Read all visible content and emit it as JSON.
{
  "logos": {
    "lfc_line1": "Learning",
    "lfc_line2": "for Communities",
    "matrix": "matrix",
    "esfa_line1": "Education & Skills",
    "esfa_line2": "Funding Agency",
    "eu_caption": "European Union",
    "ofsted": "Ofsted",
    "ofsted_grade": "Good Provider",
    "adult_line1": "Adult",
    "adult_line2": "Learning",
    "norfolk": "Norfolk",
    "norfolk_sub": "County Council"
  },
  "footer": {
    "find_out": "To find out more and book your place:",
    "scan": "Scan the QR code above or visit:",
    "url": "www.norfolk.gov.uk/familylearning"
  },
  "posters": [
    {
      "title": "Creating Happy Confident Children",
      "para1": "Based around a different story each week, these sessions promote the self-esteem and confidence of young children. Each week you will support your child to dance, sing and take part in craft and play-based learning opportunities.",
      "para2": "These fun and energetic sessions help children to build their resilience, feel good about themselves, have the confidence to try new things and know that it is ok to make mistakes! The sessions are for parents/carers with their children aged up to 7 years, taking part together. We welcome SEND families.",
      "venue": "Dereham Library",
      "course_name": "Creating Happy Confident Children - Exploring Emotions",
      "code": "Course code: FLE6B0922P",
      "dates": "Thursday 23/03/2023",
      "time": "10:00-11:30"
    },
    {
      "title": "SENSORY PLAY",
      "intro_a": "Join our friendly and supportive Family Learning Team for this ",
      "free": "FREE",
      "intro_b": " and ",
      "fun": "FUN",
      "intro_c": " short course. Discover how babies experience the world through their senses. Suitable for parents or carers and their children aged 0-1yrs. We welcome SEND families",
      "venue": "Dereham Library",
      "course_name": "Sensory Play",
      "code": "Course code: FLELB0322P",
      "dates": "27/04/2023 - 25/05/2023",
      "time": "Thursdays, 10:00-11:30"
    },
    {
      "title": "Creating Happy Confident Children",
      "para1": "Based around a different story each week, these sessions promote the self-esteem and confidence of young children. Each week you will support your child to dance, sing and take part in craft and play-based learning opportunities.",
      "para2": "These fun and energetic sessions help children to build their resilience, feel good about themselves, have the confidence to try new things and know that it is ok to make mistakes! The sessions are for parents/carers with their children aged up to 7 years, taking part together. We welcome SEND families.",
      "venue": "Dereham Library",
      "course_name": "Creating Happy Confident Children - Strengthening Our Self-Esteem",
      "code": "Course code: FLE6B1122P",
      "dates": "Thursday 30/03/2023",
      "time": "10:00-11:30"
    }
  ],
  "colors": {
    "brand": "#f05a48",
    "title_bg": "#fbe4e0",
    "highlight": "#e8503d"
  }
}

------------------------------------------------------------------------

Given problem -> Write out all the records above again, exactly as they stand.

Solution for this problem ->
Read all visible content and emit it as JSON.
{
  "logos": {
    "lfc_line1": "Learning",
    "lfc_line2": "for Communities",
    "matrix": "matrix",
    "esfa_line1": "Education & Skills",
    "esfa_line2": "Funding Agency",
    "eu_caption": "European Union",
    "ofsted": "Ofsted",
    "ofsted_grade": "Good Provider",
    "adult_line1": "Adult",
    "adult_line2": "Learning",
    "norfolk": "Norfolk",
    "norfolk_sub": "County Council"
  },
  "footer": {
    "find_out": "To find out more and book your place:",
    "scan": "Scan the QR code above or visit:",
    "url": "www.norfolk.gov.uk/familylearning"
  },
  "posters": [
    {
      "title": "Creating Happy Confident Children",
      "para1": "Based around a different story each week, these sessions promote the self-esteem and confidence of young children. Each week you will support your child to dance, sing and take part in craft and play-based learning opportunities.",
      "para2": "These fun and energetic sessions help children to build their resilience, feel good about themselves, have the confidence to try new things and know that it is ok to make mistakes! The sessions are for parents/carers with their children aged up to 7 years, taking part together. We welcome SEND families.",
      "venue": "Dereham Library",
      "course_name": "Creating Happy Confident Children - Exploring Emotions",
      "code": "Course code: FLE6B0922P",
      "dates": "Thursday 23/03/2023",
      "time": "10:00-11:30"
    },
    {
      "title": "SENSORY PLAY",
      "intro_a": "Join our friendly and supportive Family Learning Team for this ",
      "free": "FREE",
      "intro_b": " and ",
      "fun": "FUN",
      "intro_c": " short course. Discover how babies experience the world through their senses. Suitable for parents or carers and their children aged 0-1yrs. We welcome SEND families",
      "venue": "Dereham Library",
      "course_name": "Sensory Play",
      "code": "Course code: FLELB0322P",
      "dates": "27/04/2023 - 25/05/2023",
      "time": "Thursdays, 10:00-11:30"
    },
    {
      "title": "Creating Happy Confident Children",
      "para1": "Based around a different story each week, these sessions promote the self-esteem and confidence of young children. Each week you will support your child to dance, sing and take part in craft and play-based learning opportunities.",
      "para2": "These fun and energetic sessions help children to build their resilience, feel good about themselves, have the confidence to try new things and know that it is ok to make mistakes! The sessions are for parents/carers with their children aged up to 7 years, taking part together. We welcome SEND families.",
      "venue": "Dereham Library",
      "course_name": "Creating Happy Confident Children - Strengthening Our Self-Esteem",
      "code": "Course code: FLE6B1122P",
      "dates": "Thursday 30/03/2023",
      "time": "10:00-11:30"
    }
  ],
  "colors": {
    "brand": "#f05a48",
    "title_bg": "#fbe4e0",
    "highlight": "#e8503d"
  }
}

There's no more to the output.